▸ Input
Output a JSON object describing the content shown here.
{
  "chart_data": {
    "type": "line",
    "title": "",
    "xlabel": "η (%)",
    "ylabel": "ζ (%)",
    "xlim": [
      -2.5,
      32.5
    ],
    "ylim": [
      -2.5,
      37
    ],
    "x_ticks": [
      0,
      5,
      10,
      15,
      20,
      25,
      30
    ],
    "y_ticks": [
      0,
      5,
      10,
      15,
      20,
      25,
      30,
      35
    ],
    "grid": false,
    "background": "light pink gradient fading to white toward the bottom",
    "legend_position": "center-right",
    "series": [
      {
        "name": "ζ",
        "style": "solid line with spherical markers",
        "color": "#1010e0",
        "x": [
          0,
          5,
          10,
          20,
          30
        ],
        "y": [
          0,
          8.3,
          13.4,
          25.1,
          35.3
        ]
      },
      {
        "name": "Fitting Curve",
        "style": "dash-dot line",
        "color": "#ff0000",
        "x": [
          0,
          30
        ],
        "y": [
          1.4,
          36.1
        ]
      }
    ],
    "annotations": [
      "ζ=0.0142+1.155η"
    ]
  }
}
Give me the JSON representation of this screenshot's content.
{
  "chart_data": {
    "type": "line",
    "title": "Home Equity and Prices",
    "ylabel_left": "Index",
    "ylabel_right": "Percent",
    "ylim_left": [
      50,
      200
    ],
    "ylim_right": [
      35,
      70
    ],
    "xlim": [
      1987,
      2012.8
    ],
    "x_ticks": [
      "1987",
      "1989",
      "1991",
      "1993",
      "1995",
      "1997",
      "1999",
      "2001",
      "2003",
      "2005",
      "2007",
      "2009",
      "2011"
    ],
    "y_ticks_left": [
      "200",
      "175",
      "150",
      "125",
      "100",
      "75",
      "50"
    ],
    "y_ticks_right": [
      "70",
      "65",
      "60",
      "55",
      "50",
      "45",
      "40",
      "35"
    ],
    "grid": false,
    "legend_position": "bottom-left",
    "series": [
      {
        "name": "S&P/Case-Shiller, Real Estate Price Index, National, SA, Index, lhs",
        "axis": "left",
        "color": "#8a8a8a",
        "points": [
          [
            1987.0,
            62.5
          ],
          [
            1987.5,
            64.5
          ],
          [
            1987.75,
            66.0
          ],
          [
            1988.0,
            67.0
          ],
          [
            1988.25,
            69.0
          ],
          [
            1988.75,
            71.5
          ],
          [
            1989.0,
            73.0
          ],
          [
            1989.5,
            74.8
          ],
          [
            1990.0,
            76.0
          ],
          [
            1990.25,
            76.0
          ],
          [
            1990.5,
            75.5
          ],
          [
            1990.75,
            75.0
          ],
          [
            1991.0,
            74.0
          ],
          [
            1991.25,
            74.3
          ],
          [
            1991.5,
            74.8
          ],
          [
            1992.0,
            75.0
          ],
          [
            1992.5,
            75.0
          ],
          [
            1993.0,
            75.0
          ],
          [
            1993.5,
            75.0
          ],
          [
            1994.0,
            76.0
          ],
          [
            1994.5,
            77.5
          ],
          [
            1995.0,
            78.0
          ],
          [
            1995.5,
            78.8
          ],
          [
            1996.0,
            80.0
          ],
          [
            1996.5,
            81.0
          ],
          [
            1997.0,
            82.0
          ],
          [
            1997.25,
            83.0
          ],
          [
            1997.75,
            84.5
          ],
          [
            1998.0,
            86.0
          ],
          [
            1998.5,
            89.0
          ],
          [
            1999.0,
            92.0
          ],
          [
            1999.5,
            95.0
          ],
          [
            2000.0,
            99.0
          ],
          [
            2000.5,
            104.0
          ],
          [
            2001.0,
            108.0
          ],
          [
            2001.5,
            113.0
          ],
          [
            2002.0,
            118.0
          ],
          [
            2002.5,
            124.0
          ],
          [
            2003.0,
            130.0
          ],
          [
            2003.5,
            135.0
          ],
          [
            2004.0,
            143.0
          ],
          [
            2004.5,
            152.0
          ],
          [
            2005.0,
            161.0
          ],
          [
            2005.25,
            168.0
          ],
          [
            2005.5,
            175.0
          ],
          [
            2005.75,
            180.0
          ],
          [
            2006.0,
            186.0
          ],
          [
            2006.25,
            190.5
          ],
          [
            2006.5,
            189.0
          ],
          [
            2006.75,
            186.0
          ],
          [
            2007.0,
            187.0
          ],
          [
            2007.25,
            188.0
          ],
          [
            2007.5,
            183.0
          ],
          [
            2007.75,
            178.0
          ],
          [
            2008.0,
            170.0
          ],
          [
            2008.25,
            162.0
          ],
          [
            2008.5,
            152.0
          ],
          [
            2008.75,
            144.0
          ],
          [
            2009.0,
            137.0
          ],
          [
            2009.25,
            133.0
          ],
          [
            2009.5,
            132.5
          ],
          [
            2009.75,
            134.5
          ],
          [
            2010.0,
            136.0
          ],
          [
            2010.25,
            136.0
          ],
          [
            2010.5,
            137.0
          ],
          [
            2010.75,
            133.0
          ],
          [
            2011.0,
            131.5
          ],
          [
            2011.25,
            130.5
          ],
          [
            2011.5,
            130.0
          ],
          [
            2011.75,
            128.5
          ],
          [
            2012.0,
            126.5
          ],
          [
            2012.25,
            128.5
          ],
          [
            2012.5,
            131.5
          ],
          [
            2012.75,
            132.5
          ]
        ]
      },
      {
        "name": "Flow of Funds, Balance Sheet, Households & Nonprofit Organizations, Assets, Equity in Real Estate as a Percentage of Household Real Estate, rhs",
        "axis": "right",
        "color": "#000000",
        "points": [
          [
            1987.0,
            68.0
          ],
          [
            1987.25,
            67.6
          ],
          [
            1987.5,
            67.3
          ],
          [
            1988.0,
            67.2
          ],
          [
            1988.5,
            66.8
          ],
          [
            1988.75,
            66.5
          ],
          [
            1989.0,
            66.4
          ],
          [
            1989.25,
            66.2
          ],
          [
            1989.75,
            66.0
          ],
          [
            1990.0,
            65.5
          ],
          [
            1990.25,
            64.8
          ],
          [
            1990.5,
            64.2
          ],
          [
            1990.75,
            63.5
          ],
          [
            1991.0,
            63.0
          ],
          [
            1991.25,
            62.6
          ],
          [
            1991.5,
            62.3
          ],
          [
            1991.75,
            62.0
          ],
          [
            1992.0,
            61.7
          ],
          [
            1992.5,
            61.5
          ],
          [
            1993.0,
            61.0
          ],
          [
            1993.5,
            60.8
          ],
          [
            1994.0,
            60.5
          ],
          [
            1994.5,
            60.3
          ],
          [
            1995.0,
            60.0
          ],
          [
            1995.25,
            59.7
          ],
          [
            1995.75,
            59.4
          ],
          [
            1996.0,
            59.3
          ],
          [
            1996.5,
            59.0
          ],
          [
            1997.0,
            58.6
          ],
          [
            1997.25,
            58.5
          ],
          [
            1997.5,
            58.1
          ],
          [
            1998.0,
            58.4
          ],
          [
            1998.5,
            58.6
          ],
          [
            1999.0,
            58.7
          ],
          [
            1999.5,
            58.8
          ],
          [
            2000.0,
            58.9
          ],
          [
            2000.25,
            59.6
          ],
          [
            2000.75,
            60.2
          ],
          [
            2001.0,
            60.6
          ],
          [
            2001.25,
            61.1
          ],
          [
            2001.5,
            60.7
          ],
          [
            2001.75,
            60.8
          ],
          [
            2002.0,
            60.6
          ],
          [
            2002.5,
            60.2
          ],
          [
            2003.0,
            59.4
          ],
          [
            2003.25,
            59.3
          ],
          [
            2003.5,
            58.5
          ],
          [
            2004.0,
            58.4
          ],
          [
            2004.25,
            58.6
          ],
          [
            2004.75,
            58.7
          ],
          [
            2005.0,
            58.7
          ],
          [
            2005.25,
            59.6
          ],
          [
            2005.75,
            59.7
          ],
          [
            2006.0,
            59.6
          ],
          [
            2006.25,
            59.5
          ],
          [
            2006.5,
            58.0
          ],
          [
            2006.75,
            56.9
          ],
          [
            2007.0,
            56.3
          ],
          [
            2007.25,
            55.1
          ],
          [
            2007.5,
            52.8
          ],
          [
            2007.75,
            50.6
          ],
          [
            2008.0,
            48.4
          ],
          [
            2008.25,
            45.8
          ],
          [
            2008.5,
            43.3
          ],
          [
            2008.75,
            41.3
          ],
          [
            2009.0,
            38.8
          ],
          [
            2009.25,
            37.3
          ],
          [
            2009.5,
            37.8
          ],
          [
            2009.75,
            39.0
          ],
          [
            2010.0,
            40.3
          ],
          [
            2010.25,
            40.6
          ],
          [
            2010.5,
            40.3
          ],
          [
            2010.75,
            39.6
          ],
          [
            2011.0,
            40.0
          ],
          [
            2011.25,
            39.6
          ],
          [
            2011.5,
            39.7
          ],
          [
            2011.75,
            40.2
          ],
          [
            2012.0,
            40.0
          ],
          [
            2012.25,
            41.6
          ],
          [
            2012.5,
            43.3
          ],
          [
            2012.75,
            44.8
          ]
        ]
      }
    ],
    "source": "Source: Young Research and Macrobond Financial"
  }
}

▸ What to do
Pull out every line of the records above that contains the word "Estate".

▸ Finished task
        "name": "S&P/Case-Shiller, Real Estate Price Index, National, SA, Index, lhs",
        "name": "Flow of Funds, Balance Sheet, Households & Nonprofit Organizations, Assets, Equity in Real Estate as a Percentage of Household Real Estate, rhs",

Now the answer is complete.